> **REQUIRED TASK**: Print every entry word for word, but omit the pictures.

> **Stored data entries**:
-- start --

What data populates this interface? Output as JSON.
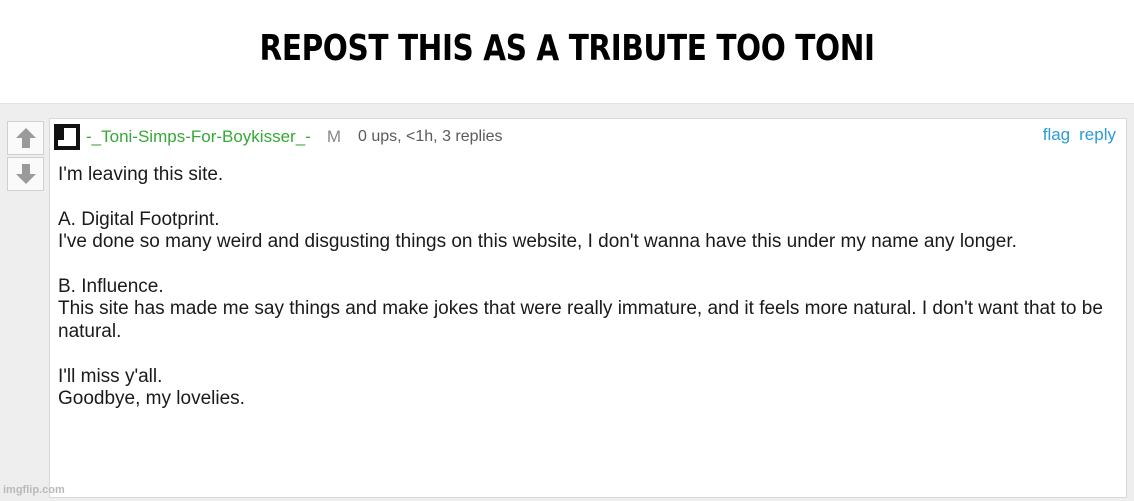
{
  "banner": {
    "title": "REPOST THIS AS A TRIBUTE TOO TONI"
  },
  "vote": {
    "upvote_icon": "arrow-up-icon",
    "downvote_icon": "arrow-down-icon"
  },
  "comment": {
    "avatar_icon": "pixel-avatar-icon",
    "username": "-_Toni-Simps-For-Boykisser_-",
    "badge": "M",
    "meta": "0 ups, <1h, 3 replies",
    "actions": {
      "flag": "flag",
      "reply": "reply"
    },
    "paragraphs": [
      [
        "I'm leaving this site."
      ],
      [
        "A. Digital Footprint.",
        "I've done so many weird and disgusting things on this website, I don't wanna have this under my name any longer."
      ],
      [
        "B. Influence.",
        "This site has made me say things and make jokes that were really immature, and it feels more natural. I don't want that to be natural."
      ],
      [
        "I'll miss y'all.",
        "Goodbye, my lovelies."
      ]
    ]
  },
  "watermark": "imgflip.com",
  "colors": {
    "username": "#36a836",
    "action_link": "#2b9cd6",
    "meta": "#5a5a5a"
  }
}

-- end --

> **EXERCISE RESPONSE**:
What data populates this interface? Output as JSON.
{
  "banner": {
    "title": "REPOST THIS AS A TRIBUTE TOO TONI"
  },
  "vote": {
    "upvote_icon": "arrow-up-icon",
    "downvote_icon": "arrow-down-icon"
  },
  "comment": {
    "avatar_icon": "pixel-avatar-icon",
    "username": "-_Toni-Simps-For-Boykisser_-",
    "badge": "M",
    "meta": "0 ups, <1h, 3 replies",
    "actions": {
      "flag": "flag",
      "reply": "reply"
    },
    "paragraphs": [
      [
        "I'm leaving this site."
      ],
      [
        "A. Digital Footprint.",
        "I've done so many weird and disgusting things on this website, I don't wanna have this under my name any longer."
      ],
      [
        "B. Influence.",
        "This site has made me say things and make jokes that were really immature, and it feels more natural. I don't want that to be natural."
      ],
      [
        "I'll miss y'all.",
        "Goodbye, my lovelies."
      ]
    ]
  },
  "watermark": "imgflip.com",
  "colors": {
    "username": "#36a836",
    "action_link": "#2b9cd6",
    "meta": "#5a5a5a"
  }
}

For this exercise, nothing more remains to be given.